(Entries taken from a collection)
## start

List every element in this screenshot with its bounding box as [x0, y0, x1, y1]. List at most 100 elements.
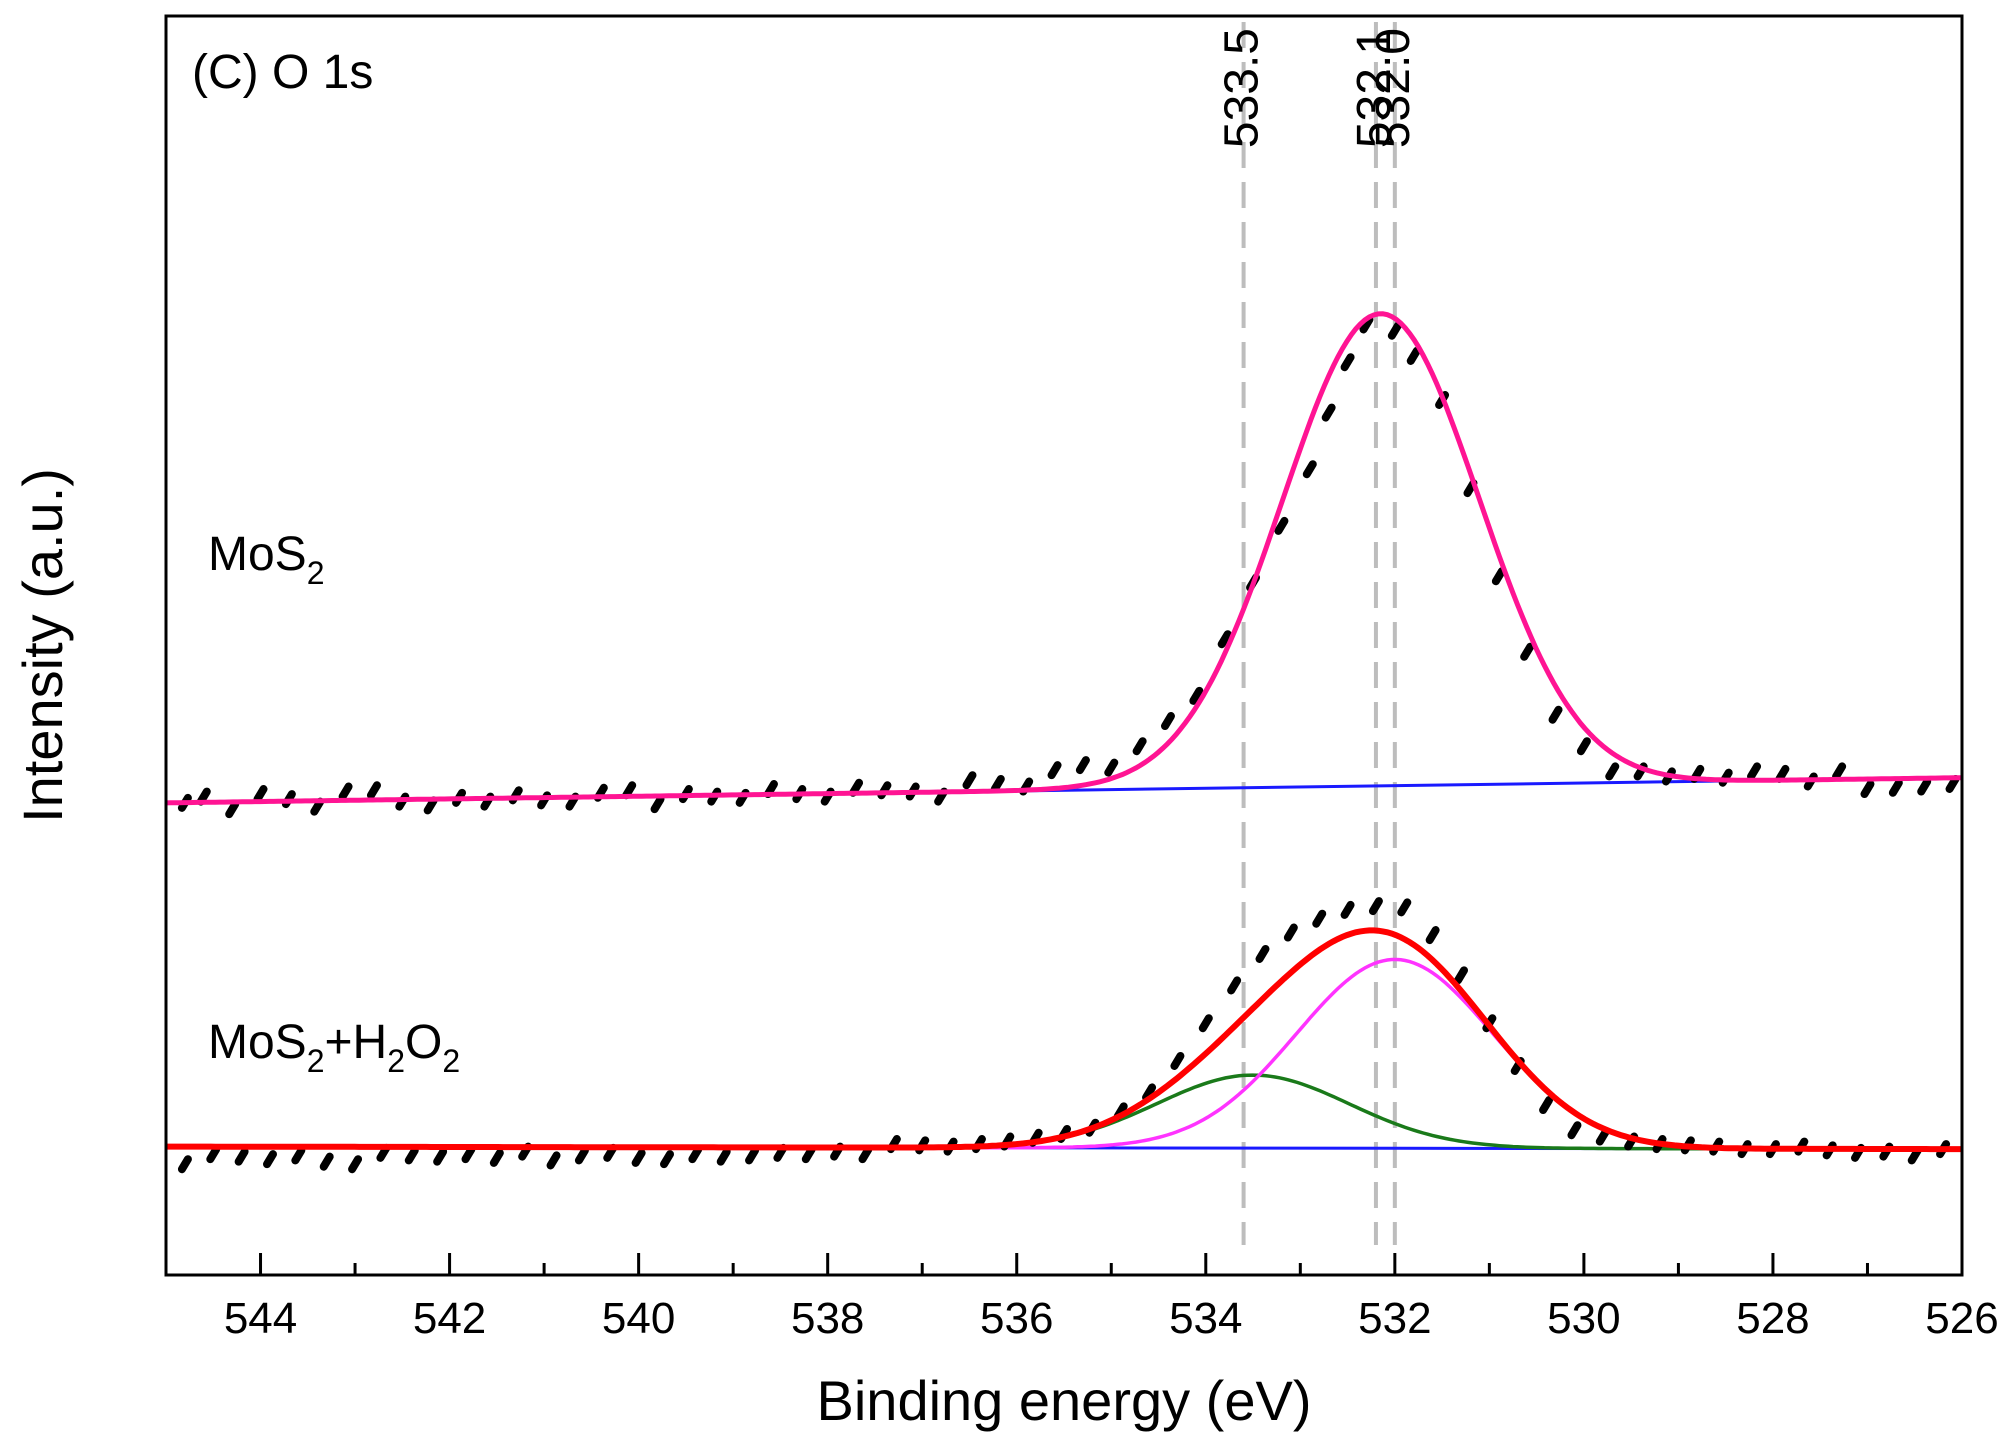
data-point	[1368, 897, 1383, 916]
data-point	[1160, 712, 1175, 731]
x-tick-label: 538	[791, 1294, 864, 1343]
data-point	[461, 1145, 476, 1164]
data-point	[1595, 1127, 1610, 1146]
data-point	[366, 781, 381, 800]
data-point	[1227, 976, 1242, 995]
data-point	[319, 1152, 334, 1171]
data-point	[1907, 1146, 1922, 1165]
data-point	[962, 771, 977, 790]
data-point	[801, 1145, 816, 1164]
data-point	[688, 1145, 703, 1164]
mos2-label-part: MoS	[208, 528, 307, 581]
data-point	[745, 1146, 760, 1165]
data-point	[489, 1148, 504, 1167]
data-point	[206, 1145, 221, 1164]
envelope-fit	[166, 927, 1962, 1153]
data-point	[1775, 764, 1790, 783]
data-point	[1387, 321, 1402, 340]
data-point	[1454, 966, 1469, 985]
data-point	[1917, 777, 1932, 796]
plot-frame	[164, 14, 1964, 1277]
data-point	[262, 1150, 277, 1169]
data-point	[1406, 346, 1421, 365]
data-point	[990, 774, 1005, 793]
reference-line-label: 532.0	[1367, 28, 1420, 148]
data-point	[574, 1146, 589, 1165]
data-point	[1283, 923, 1298, 942]
data-point	[1397, 898, 1412, 917]
data-points-layer	[165, 311, 1963, 1174]
label-sub-s2: 2	[307, 1043, 325, 1079]
data-point	[234, 1147, 249, 1166]
x-tick-label: 528	[1736, 1294, 1809, 1343]
sample-label-mos2: MoS2	[208, 528, 325, 591]
data-point	[310, 797, 325, 816]
data-point	[1576, 737, 1591, 756]
label-sub-h2: 2	[387, 1043, 405, 1079]
label-part-o: O	[405, 1016, 442, 1069]
data-point	[1340, 353, 1355, 372]
data-point	[1312, 909, 1327, 928]
data-point	[177, 1155, 192, 1174]
data-point	[338, 782, 353, 801]
data-point	[348, 1155, 363, 1174]
data-point	[1047, 761, 1062, 780]
label-part-plus-h: +H	[325, 1016, 388, 1069]
data-point	[1567, 1121, 1582, 1140]
x-tick-label: 532	[1358, 1294, 1431, 1343]
data-point	[1491, 567, 1506, 586]
x-tick-label: 534	[1169, 1294, 1242, 1343]
data-point	[1075, 756, 1090, 775]
data-point	[1359, 315, 1374, 334]
data-point	[858, 1145, 873, 1164]
data-point	[291, 1146, 306, 1165]
data-point	[1142, 1083, 1157, 1102]
data-point	[1198, 1014, 1213, 1033]
x-tick-label: 536	[980, 1294, 1053, 1343]
data-point	[1888, 778, 1903, 797]
data-point	[1302, 460, 1317, 479]
data-point	[1104, 758, 1119, 777]
data-point	[1945, 774, 1960, 793]
data-point	[1255, 944, 1270, 963]
data-point	[1170, 1051, 1185, 1070]
data-point	[433, 1147, 448, 1166]
data-point	[253, 785, 268, 804]
data-point	[1605, 762, 1620, 781]
data-point	[404, 1146, 419, 1165]
label-part-mos: MoS	[208, 1016, 307, 1069]
x-tick-label: 542	[413, 1294, 486, 1343]
data-point	[1132, 737, 1147, 756]
data-point	[622, 781, 637, 800]
x-tick-label: 530	[1547, 1294, 1620, 1343]
data-point	[1189, 686, 1204, 705]
reference-line-label: 533.5	[1216, 28, 1269, 148]
data-point	[1274, 516, 1289, 535]
label-sub-o2: 2	[442, 1043, 460, 1079]
data-point	[1832, 762, 1847, 781]
data-point	[423, 796, 438, 815]
data-point	[1860, 780, 1875, 799]
data-point	[659, 1150, 674, 1169]
x-tick-label: 544	[224, 1294, 297, 1343]
data-point	[1539, 1096, 1554, 1115]
data-point	[1520, 642, 1535, 661]
reference-line-label: 532.1	[1348, 28, 1401, 148]
data-point	[225, 800, 240, 819]
mos2-label-sub: 2	[307, 555, 325, 591]
data-point	[1340, 900, 1355, 919]
data-point	[546, 1151, 561, 1170]
data-point	[650, 795, 665, 814]
y-axis-label: Intensity (a.u.)	[11, 468, 74, 823]
data-point	[1548, 705, 1563, 724]
data-point	[1425, 926, 1440, 945]
sample-label-mos2-h2o2: MoS2+H2O2	[208, 1016, 460, 1079]
panel-label: (C) O 1s	[192, 46, 373, 99]
data-point	[631, 1148, 646, 1167]
envelope-fit	[165, 311, 1963, 806]
x-tick-label: 540	[602, 1294, 675, 1343]
x-ticks: 544 542 540 538 536 534 532 530 528 526	[224, 1253, 1999, 1343]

## end

Task to carry out
Can you reproduce the records above character for character, leaving out any pictures?

Solution for this task
List every element in this screenshot with its bounding box as [x0, y0, x1, y1]. List at most 100 elements.
data-point	[1368, 897, 1383, 916]
data-point	[1160, 712, 1175, 731]
x-tick-label: 538	[791, 1294, 864, 1343]
data-point	[461, 1145, 476, 1164]
data-point	[1595, 1127, 1610, 1146]
data-point	[366, 781, 381, 800]
data-point	[1227, 976, 1242, 995]
data-point	[319, 1152, 334, 1171]
data-point	[1907, 1146, 1922, 1165]
data-point	[962, 771, 977, 790]
data-point	[801, 1145, 816, 1164]
data-point	[688, 1145, 703, 1164]
mos2-label-part: MoS	[208, 528, 307, 581]
data-point	[745, 1146, 760, 1165]
data-point	[489, 1148, 504, 1167]
data-point	[206, 1145, 221, 1164]
envelope-fit	[166, 927, 1962, 1153]
data-point	[1775, 764, 1790, 783]
data-point	[1387, 321, 1402, 340]
data-point	[1454, 966, 1469, 985]
data-point	[1917, 777, 1932, 796]
plot-frame	[164, 14, 1964, 1277]
data-point	[262, 1150, 277, 1169]
data-point	[1406, 346, 1421, 365]
data-point	[990, 774, 1005, 793]
reference-line-label: 532.0	[1367, 28, 1420, 148]
data-point	[574, 1146, 589, 1165]
data-point	[1283, 923, 1298, 942]
data-point	[1397, 898, 1412, 917]
data-points-layer	[165, 311, 1963, 1174]
label-sub-s2: 2	[307, 1043, 325, 1079]
data-point	[234, 1147, 249, 1166]
x-tick-label: 528	[1736, 1294, 1809, 1343]
sample-label-mos2: MoS2	[208, 528, 325, 591]
data-point	[310, 797, 325, 816]
data-point	[1576, 737, 1591, 756]
label-sub-h2: 2	[387, 1043, 405, 1079]
label-part-o: O	[405, 1016, 442, 1069]
data-point	[1340, 353, 1355, 372]
data-point	[1312, 909, 1327, 928]
data-point	[177, 1155, 192, 1174]
data-point	[338, 782, 353, 801]
data-point	[348, 1155, 363, 1174]
data-point	[1047, 761, 1062, 780]
label-part-plus-h: +H	[325, 1016, 388, 1069]
data-point	[1567, 1121, 1582, 1140]
x-tick-label: 532	[1358, 1294, 1431, 1343]
data-point	[1491, 567, 1506, 586]
x-tick-label: 534	[1169, 1294, 1242, 1343]
data-point	[1075, 756, 1090, 775]
data-point	[1359, 315, 1374, 334]
data-point	[858, 1145, 873, 1164]
data-point	[291, 1146, 306, 1165]
data-point	[1142, 1083, 1157, 1102]
data-point	[1198, 1014, 1213, 1033]
x-tick-label: 536	[980, 1294, 1053, 1343]
data-point	[1888, 778, 1903, 797]
data-point	[1302, 460, 1317, 479]
data-point	[1104, 758, 1119, 777]
data-point	[1945, 774, 1960, 793]
data-point	[1255, 944, 1270, 963]
data-point	[1170, 1051, 1185, 1070]
data-point	[433, 1147, 448, 1166]
data-point	[253, 785, 268, 804]
data-point	[1605, 762, 1620, 781]
data-point	[404, 1146, 419, 1165]
label-part-mos: MoS	[208, 1016, 307, 1069]
x-tick-label: 542	[413, 1294, 486, 1343]
data-point	[1132, 737, 1147, 756]
data-point	[622, 781, 637, 800]
x-tick-label: 530	[1547, 1294, 1620, 1343]
data-point	[1189, 686, 1204, 705]
reference-line-label: 533.5	[1216, 28, 1269, 148]
data-point	[1274, 516, 1289, 535]
label-sub-o2: 2	[442, 1043, 460, 1079]
data-point	[1832, 762, 1847, 781]
data-point	[423, 796, 438, 815]
data-point	[1860, 780, 1875, 799]
data-point	[659, 1150, 674, 1169]
x-tick-label: 544	[224, 1294, 297, 1343]
data-point	[1539, 1096, 1554, 1115]
data-point	[1520, 642, 1535, 661]
reference-line-label: 532.1	[1348, 28, 1401, 148]
data-point	[225, 800, 240, 819]
mos2-label-sub: 2	[307, 555, 325, 591]
data-point	[1340, 900, 1355, 919]
data-point	[546, 1151, 561, 1170]
data-point	[650, 795, 665, 814]
y-axis-label: Intensity (a.u.)	[11, 468, 74, 823]
data-point	[1548, 705, 1563, 724]
data-point	[1425, 926, 1440, 945]
sample-label-mos2-h2o2: MoS2+H2O2	[208, 1016, 460, 1079]
panel-label: (C) O 1s	[192, 46, 373, 99]
data-point	[631, 1148, 646, 1167]
envelope-fit	[165, 311, 1963, 806]
x-tick-label: 540	[602, 1294, 675, 1343]
x-ticks: 544 542 540 538 536 534 532 530 528 526	[224, 1253, 1999, 1343]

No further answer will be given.